DATA ROWS:
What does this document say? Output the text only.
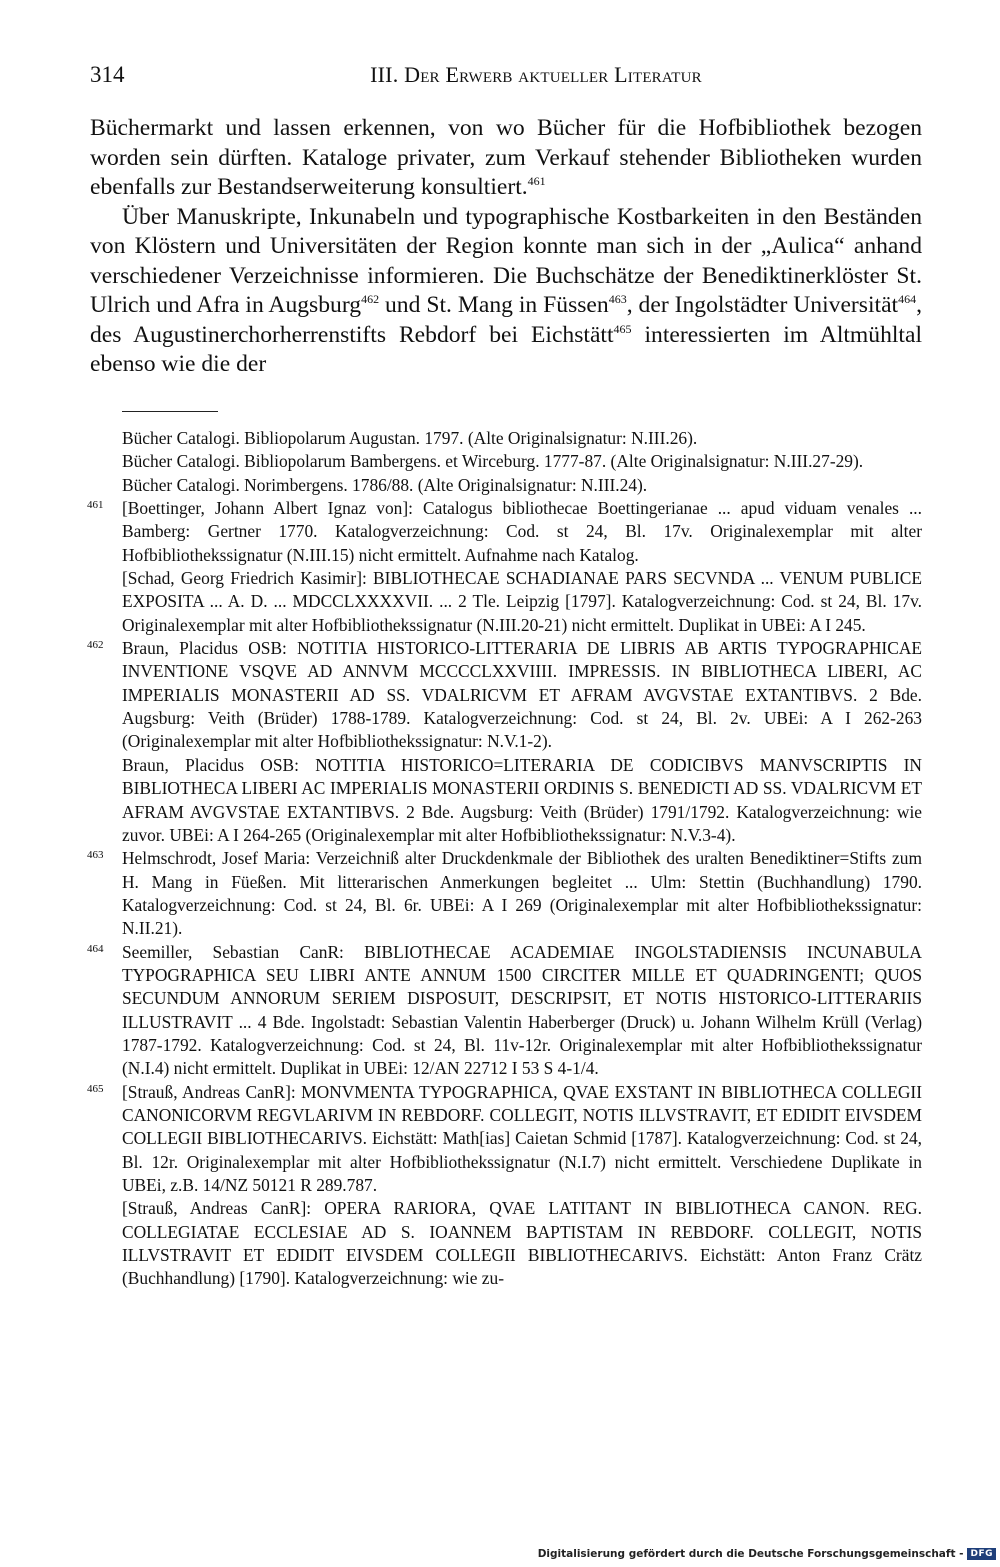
314	III. Der Erwerb aktueller Literatur

Büchermarkt und lassen erkennen, von wo Bücher für die Hofbibliothek bezogen worden sein dürften. Kataloge privater, zum Verkauf stehender Bibliotheken wurden ebenfalls zur Bestandserweiterung konsultiert.$^{461}$

Über Manuskripte, Inkunabeln und typographische Kostbarkeiten in den Beständen von Klöstern und Universitäten der Region konnte man sich in der „Aulica“ anhand verschiedener Verzeichnisse informieren. Die Buchschätze der Benediktinerklöster St. Ulrich und Afra in Augsburg$^{462}$ und St. Mang in Füssen$^{463}$, der Ingolstädter Universität$^{464}$, des Augustinerchorherrenstifts Rebdorf bei Eichstätt$^{465}$ interessierten im Altmühltal ebenso wie die der

Bücher Catalogi. Bibliopolarum Augustan. 1797. (Alte Originalsignatur: N.III.26).

Bücher Catalogi. Bibliopolarum Bambergens. et Wirceburg. 1777-87. (Alte Originalsignatur: N.III.27-29).

Bücher Catalogi. Norimbergens. 1786/88. (Alte Originalsignatur: N.III.24).

461 [Boettinger, Johann Albert Ignaz von]: Catalogus bibliothecae Boettingerianae ... apud viduam venales ... Bamberg: Gertner 1770. Katalogverzeichnung: Cod. st 24, Bl. 17v. Originalexemplar mit alter Hofbibliothekssignatur (N.III.15) nicht ermittelt. Aufnahme nach Katalog.

[Schad, Georg Friedrich Kasimir]: BIBLIOTHECAE SCHADIANAE PARS SECVNDA ... VENUM PUBLICE EXPOSITA ... A. D. ... MDCCLXXXXVII. ... 2 Tle. Leipzig [1797]. Katalogverzeichnung: Cod. st 24, Bl. 17v. Originalexemplar mit alter Hofbibliothekssignatur (N.III.20-21) nicht ermittelt. Duplikat in UBEi: A I 245.

462 Braun, Placidus OSB: NOTITIA HISTORICO-LITTERARIA DE LIBRIS AB ARTIS TYPOGRAPHICAE INVENTIONE VSQVE AD ANNVM MCCCCLXXVIIII. IMPRESSIS. IN BIBLIOTHECA LIBERI, AC IMPERIALIS MONASTERII AD SS. VDALRICVM ET AFRAM AVGVSTAE EXTANTIBVS. 2 Bde. Augsburg: Veith (Brüder) 1788-1789. Katalogverzeichnung: Cod. st 24, Bl. 2v. UBEi: A I 262-263 (Originalexemplar mit alter Hofbibliothekssignatur: N.V.1-2).

Braun, Placidus OSB: NOTITIA HISTORICO=LITERARIA DE CODICIBVS MANVSCRIPTIS IN BIBLIOTHECA LIBERI AC IMPERIALIS MONASTERII ORDINIS S. BENEDICTI AD SS. VDALRICVM ET AFRAM AVGVSTAE EXTANTIBVS. 2 Bde. Augsburg: Veith (Brüder) 1791/1792. Katalogverzeichnung: wie zuvor. UBEi: A I 264-265 (Originalexemplar mit alter Hofbibliothekssignatur: N.V.3-4).

463 Helmschrodt, Josef Maria: Verzeichniß alter Druckdenkmale der Bibliothek des uralten Benediktiner=Stifts zum H. Mang in Füeßen. Mit litterarischen Anmerkungen begleitet ... Ulm: Stettin (Buchhandlung) 1790. Katalogverzeichnung: Cod. st 24, Bl. 6r. UBEi: A I 269 (Originalexemplar mit alter Hofbibliothekssignatur: N.II.21).

464 Seemiller, Sebastian CanR: BIBLIOTHECAE ACADEMIAE INGOLSTADIENSIS INCUNABULA TYPOGRAPHICA SEU LIBRI ANTE ANNUM 1500 CIRCITER MILLE ET QUADRINGENTI; QUOS SECUNDUM ANNORUM SERIEM DISPOSUIT, DESCRIPSIT, ET NOTIS HISTORICO-LITTERARIIS ILLUSTRAVIT ... 4 Bde. Ingolstadt: Sebastian Valentin Haberberger (Druck) u. Johann Wilhelm Krüll (Verlag) 1787-1792. Katalogverzeichnung: Cod. st 24, Bl. 11v-12r. Originalexemplar mit alter Hofbibliothekssignatur (N.I.4) nicht ermittelt. Duplikat in UBEi: 12/AN 22712 I 53 S 4-1/4.

465 [Strauß, Andreas CanR]: MONVMENTA TYPOGRAPHICA, QVAE EXSTANT IN BIBLIOTHECA COLLEGII CANONICORVM REGVLARIVM IN REBDORF. COLLEGIT, NOTIS ILLVSTRAVIT, ET EDIDIT EIVSDEM COLLEGII BIBLIOTHECARIVS. Eichstätt: Math[ias] Caietan Schmid [1787]. Katalogverzeichnung: Cod. st 24, Bl. 12r. Originalexemplar mit alter Hofbibliothekssignatur (N.I.7) nicht ermittelt. Verschiedene Duplikate in UBEi, z.B. 14/NZ 50121 R 289.787.

[Strauß, Andreas CanR]: OPERA RARIORA, QVAE LATITANT IN BIBLIOTHECA CANON. REG. COLLEGIATAE ECCLESIAE AD S. IOANNEM BAPTISTAM IN REBDORF. COLLEGIT, NOTIS ILLVSTRAVIT ET EDIDIT EIVSDEM COLLEGII BIBLIOTHECARIVS. Eichstätt: Anton Franz Crätz (Buchhandlung) [1790]. Katalogverzeichnung: wie zu-

Digitalisierung gefördert durch die Deutsche Forschungsgemeinschaft - DFG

WHAT IS BEING ASKED: Scan the lines for the string "Originalsignatur". Pick out every line that has it.

SOLUTION TO THIS EXERCISE:
Bücher Catalogi. Bibliopolarum Augustan. 1797. (Alte Originalsignatur: N.III.26).
Bücher Catalogi. Bibliopolarum Bambergens. et Wirceburg. 1777-87. (Alte Originalsignatur: N.III.27-29).
Bücher Catalogi. Norimbergens. 1786/88. (Alte Originalsignatur: N.III.24).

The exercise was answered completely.